* _Problem requirements_:
Below is some material; set it all down exactly, apart from the pictures.

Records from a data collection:
★ ★ ★ ★ ★ ★ ★

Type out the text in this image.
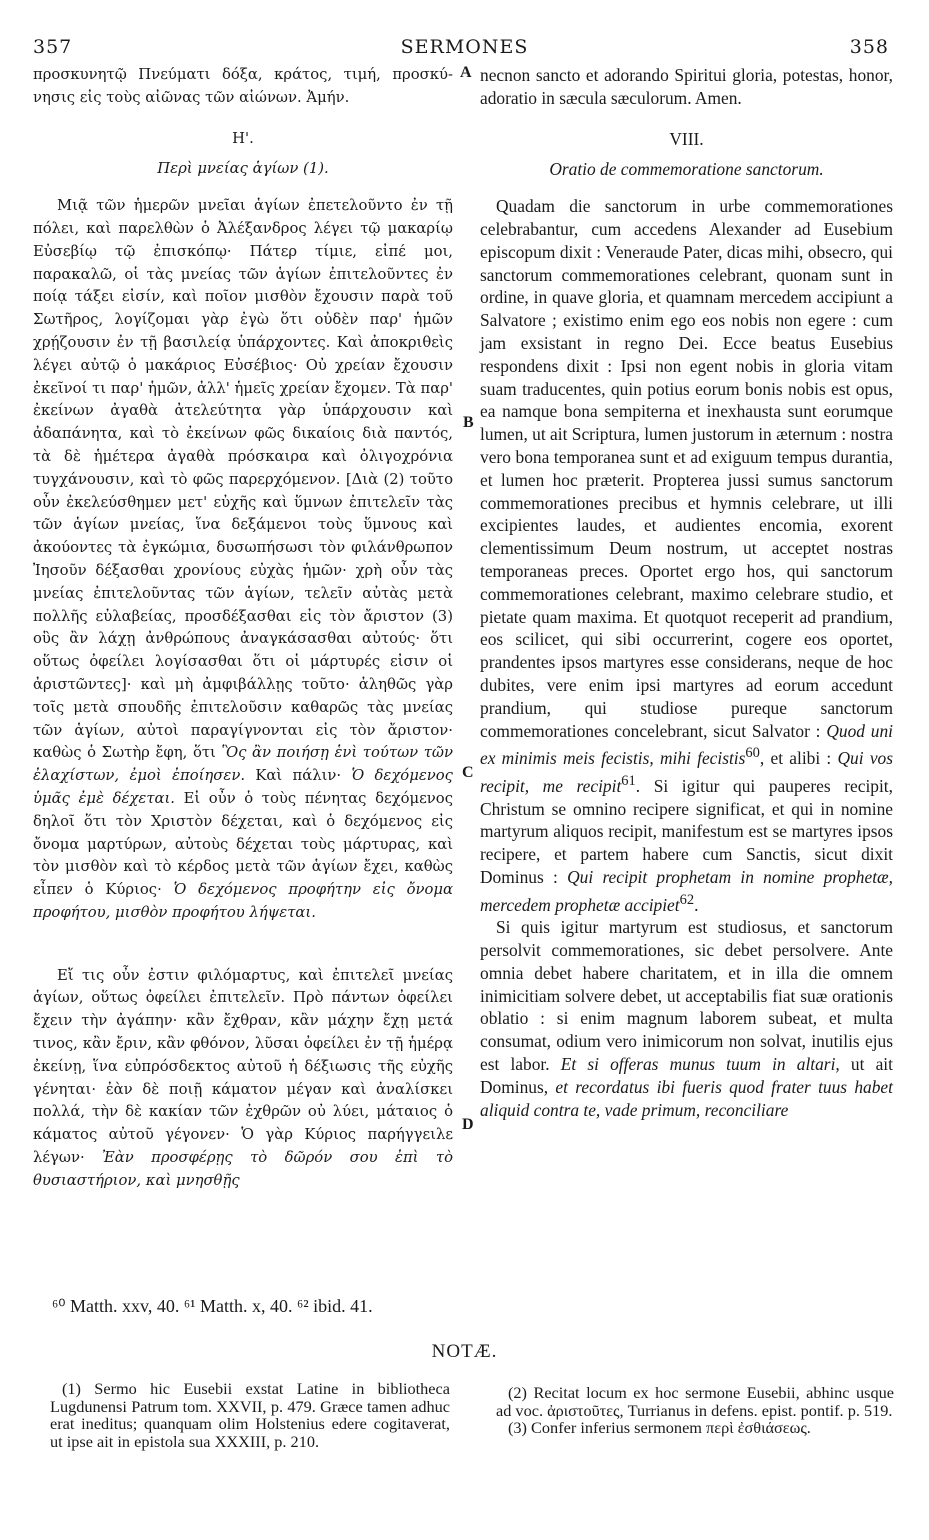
357	SERMONES	358

προσκυνητῷ Πνεύματι δόξα, κράτος, τιμή, προσκύ-νησις εἰς τοὺς αἰῶνας τῶν αἰώνων. Ἀμήν.

Η'.

Περὶ μνείας ἁγίων (1).

Μιᾷ τῶν ἡμερῶν μνεῖαι ἁγίων ἐπετελοῦντο ἐν τῇ πόλει, καὶ παρελθὼν ὁ Ἀλέξανδρος λέγει τῷ μακαρίῳ Εὐσεβίῳ τῷ ἐπισκόπῳ· Πάτερ τίμιε, εἰπέ μοι, παρακαλῶ, οἱ τὰς μνείας τῶν ἁγίων ἐπιτελοῦντες ἐν ποίᾳ τάξει εἰσίν, καὶ ποῖον μισθὸν ἔχουσιν παρὰ τοῦ Σωτῆρος, λογίζομαι γὰρ ἐγὼ ὅτι οὐδὲν παρ' ἡμῶν χρῄζουσιν ἐν τῇ βασιλείᾳ ὑπάρχοντες. Καὶ ἀποκριθεὶς λέγει αὐτῷ ὁ μακάριος Εὐσέβιος· Οὐ χρείαν ἔχουσιν ἐκεῖνοί τι παρ' ἡμῶν, ἀλλ' ἡμεῖς χρείαν ἔχομεν. Τὰ παρ' ἐκείνων ἀγαθὰ ἀτελεύτητα γὰρ ὑπάρχουσιν καὶ ἀδαπάνητα, καὶ τὸ ἐκείνων φῶς δικαίοις διὰ παντός, τὰ δὲ ἡμέτερα ἀγαθὰ πρόσκαιρα καὶ ὀλιγοχρόνια τυγχάνουσιν, καὶ τὸ φῶς παρερχόμενον. [Διὰ (2) τοῦτο οὖν ἐκελεύσθημεν μετ' εὐχῆς καὶ ὕμνων ἐπιτελεῖν τὰς τῶν ἁγίων μνείας, ἵνα δεξάμενοι τοὺς ὕμνους καὶ ἀκούοντες τὰ ἐγκώμια, δυσωπήσωσι τὸν φιλάνθρωπον Ἰησοῦν δέξασθαι χρονίους εὐχὰς ἡμῶν· χρὴ οὖν τὰς μνείας ἐπιτελοῦντας τῶν ἁγίων, τελεῖν αὐτὰς μετὰ πολλῆς εὐλαβείας, προσδέξασθαι εἰς τὸν ἄριστον (3) οὓς ἂν λάχῃ ἀνθρώπους ἀναγκάσασθαι αὐτούς· ὅτι οὕτως ὀφείλει λογίσασθαι ὅτι οἱ μάρτυρές εἰσιν οἱ ἀριστῶντες]· καὶ μὴ ἀμφιβάλλῃς τοῦτο· ἀληθῶς γὰρ τοῖς μετὰ σπουδῆς ἐπιτελοῦσιν καθαρῶς τὰς μνείας τῶν ἁγίων, αὐτοὶ παραγίγνονται εἰς τὸν ἄριστον· καθὼς ὁ Σωτὴρ ἔφη, ὅτι Ὃς ἂν ποιήσῃ ἑνὶ τούτων τῶν ἐλαχίστων, ἐμοὶ ἐποίησεν. Καὶ πάλιν· Ὁ δεχόμενος ὑμᾶς ἐμὲ δέχεται. Εἰ οὖν ὁ τοὺς πένητας δεχόμενος δηλοῖ ὅτι τὸν Χριστὸν δέχεται, καὶ ὁ δεχόμενος εἰς ὄνομα μαρτύρων, αὐτοὺς δέχεται τοὺς μάρτυρας, καὶ τὸν μισθὸν καὶ τὸ κέρδος μετὰ τῶν ἁγίων ἔχει, καθὼς εἶπεν ὁ Κύριος· Ὁ δεχόμενος προφήτην εἰς ὄνομα προφήτου, μισθὸν προφήτου λήψεται.

Εἴ τις οὖν ἐστιν φιλόμαρτυς, καὶ ἐπιτελεῖ μνείας ἁγίων, οὕτως ὀφείλει ἐπιτελεῖν. Πρὸ πάντων ὀφείλει ἔχειν τὴν ἀγάπην· κἂν ἔχθραν, κἂν μάχην ἔχῃ μετά τινος, κἂν ἔριν, κἂν φθόνον, λῦσαι ὀφείλει ἐν τῇ ἡμέρᾳ ἐκείνῃ, ἵνα εὐπρόσδεκτος αὐτοῦ ἡ δέξιωσις τῆς εὐχῆς γένηται· ἐὰν δὲ ποιῇ κάματον μέγαν καὶ ἀναλίσκει πολλά, τὴν δὲ κακίαν τῶν ἐχθρῶν οὐ λύει, μάταιος ὁ κάματος αὐτοῦ γέγονεν· Ὁ γὰρ Κύριος παρήγγειλε λέγων· Ἐὰν προσφέρῃς τὸ δῶρόν σου ἐπὶ τὸ θυσιαστήριον, καὶ μνησθῇς

necnon sancto et adorando Spiritui gloria, potestas, honor, adoratio in sæcula sæculorum. Amen.

VIII.

Oratio de commemoratione sanctorum.

Quadam die sanctorum in urbe commemorationes celebrabantur, cum accedens Alexander ad Eusebium episcopum dixit : Veneraude Pater, dicas mihi, obsecro, qui sanctorum commemorationes celebrant, quonam sunt in ordine, in quave gloria, et quamnam mercedem accipiunt a Salvatore ; existimo enim ego eos nobis non egere : cum jam exsistant in regno Dei. Ecce beatus Eusebius respondens dixit : Ipsi non egent nobis in gloria vitam suam traducentes, quin potius eorum bonis nobis est opus, ea namque bona sempiterna et inexhausta sunt eorumque lumen, ut ait Scriptura, lumen justorum in æternum : nostra vero bona temporanea sunt et ad exiguum tempus durantia, et lumen hoc præterit. Propterea jussi sumus sanctorum commemorationes precibus et hymnis celebrare, ut illi excipientes laudes, et audientes encomia, exorent clementissimum Deum nostrum, ut acceptet nostras temporaneas preces. Oportet ergo hos, qui sanctorum commemorationes celebrant, maximo celebrare studio, et pietate quam maxima. Et quotquot receperit ad prandium, eos scilicet, qui sibi occurrerint, cogere eos oportet, prandentes ipsos martyres esse considerans, neque de hoc dubites, vere enim ipsi martyres ad eorum accedunt prandium, qui studiose pureque sanctorum commemorationes concelebrant, sicut Salvator : Quod uni ex minimis meis fecistis, mihi fecistis$^{60}$, et alibi : Qui vos recipit, me recipit$^{61}$. Si igitur qui pauperes recipit, Christum se omnino recipere significat, et qui in nomine martyrum aliquos recipit, manifestum est se martyres ipsos recipere, et partem habere cum Sanctis, sicut dixit Dominus : Qui recipit prophetam in nomine prophetæ, mercedem prophetæ accipiet$^{62}$.

Si quis igitur martyrum est studiosus, et sanctorum persolvit commemorationes, sic debet persolvere. Ante omnia debet habere charitatem, et in illa die omnem inimicitiam solvere debet, ut acceptabilis fiat suæ orationis oblatio : si enim magnum laborem subeat, et multa consumat, odium vero inimicorum non solvat, inutilis ejus est labor. Et si offeras munus tuum in altari, ut ait Dominus, et recordatus ibi fueris quod frater tuus habet aliquid contra te, vade primum, reconciliare

A
B
C
D
⁶⁰ Matth. xxv, 40. ⁶¹ Matth. x, 40. ⁶² ibid. 41.
NOTÆ.

(1) Sermo hic Eusebii exstat Latine in bibliotheca Lugdunensi Patrum tom. XXVII, p. 479. Græce tamen adhuc erat ineditus; quanquam olim Holstenius edere cogitaverat, ut ipse ait in epistola sua XXXIII, p. 210.

(2) Recitat locum ex hoc sermone Eusebii, abhinc usque ad voc. ἀριστοῦτες, Turrianus in defens. epist. pontif. p. 519.

(3) Confer inferius sermonem περὶ ἐσθιάσεως.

★ ★ ★ ★ ★ ★ ★

* _Result for this task_:
Type out the text in this image.
357	SERMONES	358

προσκυνητῷ Πνεύματι δόξα, κράτος, τιμή, προσκύ-νησις εἰς τοὺς αἰῶνας τῶν αἰώνων. Ἀμήν.

Η'.

Περὶ μνείας ἁγίων (1).

Μιᾷ τῶν ἡμερῶν μνεῖαι ἁγίων ἐπετελοῦντο ἐν τῇ πόλει, καὶ παρελθὼν ὁ Ἀλέξανδρος λέγει τῷ μακαρίῳ Εὐσεβίῳ τῷ ἐπισκόπῳ· Πάτερ τίμιε, εἰπέ μοι, παρακαλῶ, οἱ τὰς μνείας τῶν ἁγίων ἐπιτελοῦντες ἐν ποίᾳ τάξει εἰσίν, καὶ ποῖον μισθὸν ἔχουσιν παρὰ τοῦ Σωτῆρος, λογίζομαι γὰρ ἐγὼ ὅτι οὐδὲν παρ' ἡμῶν χρῄζουσιν ἐν τῇ βασιλείᾳ ὑπάρχοντες. Καὶ ἀποκριθεὶς λέγει αὐτῷ ὁ μακάριος Εὐσέβιος· Οὐ χρείαν ἔχουσιν ἐκεῖνοί τι παρ' ἡμῶν, ἀλλ' ἡμεῖς χρείαν ἔχομεν. Τὰ παρ' ἐκείνων ἀγαθὰ ἀτελεύτητα γὰρ ὑπάρχουσιν καὶ ἀδαπάνητα, καὶ τὸ ἐκείνων φῶς δικαίοις διὰ παντός, τὰ δὲ ἡμέτερα ἀγαθὰ πρόσκαιρα καὶ ὀλιγοχρόνια τυγχάνουσιν, καὶ τὸ φῶς παρερχόμενον. [Διὰ (2) τοῦτο οὖν ἐκελεύσθημεν μετ' εὐχῆς καὶ ὕμνων ἐπιτελεῖν τὰς τῶν ἁγίων μνείας, ἵνα δεξάμενοι τοὺς ὕμνους καὶ ἀκούοντες τὰ ἐγκώμια, δυσωπήσωσι τὸν φιλάνθρωπον Ἰησοῦν δέξασθαι χρονίους εὐχὰς ἡμῶν· χρὴ οὖν τὰς μνείας ἐπιτελοῦντας τῶν ἁγίων, τελεῖν αὐτὰς μετὰ πολλῆς εὐλαβείας, προσδέξασθαι εἰς τὸν ἄριστον (3) οὓς ἂν λάχῃ ἀνθρώπους ἀναγκάσασθαι αὐτούς· ὅτι οὕτως ὀφείλει λογίσασθαι ὅτι οἱ μάρτυρές εἰσιν οἱ ἀριστῶντες]· καὶ μὴ ἀμφιβάλλῃς τοῦτο· ἀληθῶς γὰρ τοῖς μετὰ σπουδῆς ἐπιτελοῦσιν καθαρῶς τὰς μνείας τῶν ἁγίων, αὐτοὶ παραγίγνονται εἰς τὸν ἄριστον· καθὼς ὁ Σωτὴρ ἔφη, ὅτι Ὃς ἂν ποιήσῃ ἑνὶ τούτων τῶν ἐλαχίστων, ἐμοὶ ἐποίησεν. Καὶ πάλιν· Ὁ δεχόμενος ὑμᾶς ἐμὲ δέχεται. Εἰ οὖν ὁ τοὺς πένητας δεχόμενος δηλοῖ ὅτι τὸν Χριστὸν δέχεται, καὶ ὁ δεχόμενος εἰς ὄνομα μαρτύρων, αὐτοὺς δέχεται τοὺς μάρτυρας, καὶ τὸν μισθὸν καὶ τὸ κέρδος μετὰ τῶν ἁγίων ἔχει, καθὼς εἶπεν ὁ Κύριος· Ὁ δεχόμενος προφήτην εἰς ὄνομα προφήτου, μισθὸν προφήτου λήψεται.

Εἴ τις οὖν ἐστιν φιλόμαρτυς, καὶ ἐπιτελεῖ μνείας ἁγίων, οὕτως ὀφείλει ἐπιτελεῖν. Πρὸ πάντων ὀφείλει ἔχειν τὴν ἀγάπην· κἂν ἔχθραν, κἂν μάχην ἔχῃ μετά τινος, κἂν ἔριν, κἂν φθόνον, λῦσαι ὀφείλει ἐν τῇ ἡμέρᾳ ἐκείνῃ, ἵνα εὐπρόσδεκτος αὐτοῦ ἡ δέξιωσις τῆς εὐχῆς γένηται· ἐὰν δὲ ποιῇ κάματον μέγαν καὶ ἀναλίσκει πολλά, τὴν δὲ κακίαν τῶν ἐχθρῶν οὐ λύει, μάταιος ὁ κάματος αὐτοῦ γέγονεν· Ὁ γὰρ Κύριος παρήγγειλε λέγων· Ἐὰν προσφέρῃς τὸ δῶρόν σου ἐπὶ τὸ θυσιαστήριον, καὶ μνησθῇς

necnon sancto et adorando Spiritui gloria, potestas, honor, adoratio in sæcula sæculorum. Amen.

VIII.

Oratio de commemoratione sanctorum.

Quadam die sanctorum in urbe commemorationes celebrabantur, cum accedens Alexander ad Eusebium episcopum dixit : Veneraude Pater, dicas mihi, obsecro, qui sanctorum commemorationes celebrant, quonam sunt in ordine, in quave gloria, et quamnam mercedem accipiunt a Salvatore ; existimo enim ego eos nobis non egere : cum jam exsistant in regno Dei. Ecce beatus Eusebius respondens dixit : Ipsi non egent nobis in gloria vitam suam traducentes, quin potius eorum bonis nobis est opus, ea namque bona sempiterna et inexhausta sunt eorumque lumen, ut ait Scriptura, lumen justorum in æternum : nostra vero bona temporanea sunt et ad exiguum tempus durantia, et lumen hoc præterit. Propterea jussi sumus sanctorum commemorationes precibus et hymnis celebrare, ut illi excipientes laudes, et audientes encomia, exorent clementissimum Deum nostrum, ut acceptet nostras temporaneas preces. Oportet ergo hos, qui sanctorum commemorationes celebrant, maximo celebrare studio, et pietate quam maxima. Et quotquot receperit ad prandium, eos scilicet, qui sibi occurrerint, cogere eos oportet, prandentes ipsos martyres esse considerans, neque de hoc dubites, vere enim ipsi martyres ad eorum accedunt prandium, qui studiose pureque sanctorum commemorationes concelebrant, sicut Salvator : Quod uni ex minimis meis fecistis, mihi fecistis$^{60}$, et alibi : Qui vos recipit, me recipit$^{61}$. Si igitur qui pauperes recipit, Christum se omnino recipere significat, et qui in nomine martyrum aliquos recipit, manifestum est se martyres ipsos recipere, et partem habere cum Sanctis, sicut dixit Dominus : Qui recipit prophetam in nomine prophetæ, mercedem prophetæ accipiet$^{62}$.

Si quis igitur martyrum est studiosus, et sanctorum persolvit commemorationes, sic debet persolvere. Ante omnia debet habere charitatem, et in illa die omnem inimicitiam solvere debet, ut acceptabilis fiat suæ orationis oblatio : si enim magnum laborem subeat, et multa consumat, odium vero inimicorum non solvat, inutilis ejus est labor. Et si offeras munus tuum in altari, ut ait Dominus, et recordatus ibi fueris quod frater tuus habet aliquid contra te, vade primum, reconciliare

A
B
C
D
⁶⁰ Matth. xxv, 40. ⁶¹ Matth. x, 40. ⁶² ibid. 41.
NOTÆ.

(1) Sermo hic Eusebii exstat Latine in bibliotheca Lugdunensi Patrum tom. XXVII, p. 479. Græce tamen adhuc erat ineditus; quanquam olim Holstenius edere cogitaverat, ut ipse ait in epistola sua XXXIII, p. 210.

(2) Recitat locum ex hoc sermone Eusebii, abhinc usque ad voc. ἀριστοῦτες, Turrianus in defens. epist. pontif. p. 519.

(3) Confer inferius sermonem περὶ ἐσθιάσεως.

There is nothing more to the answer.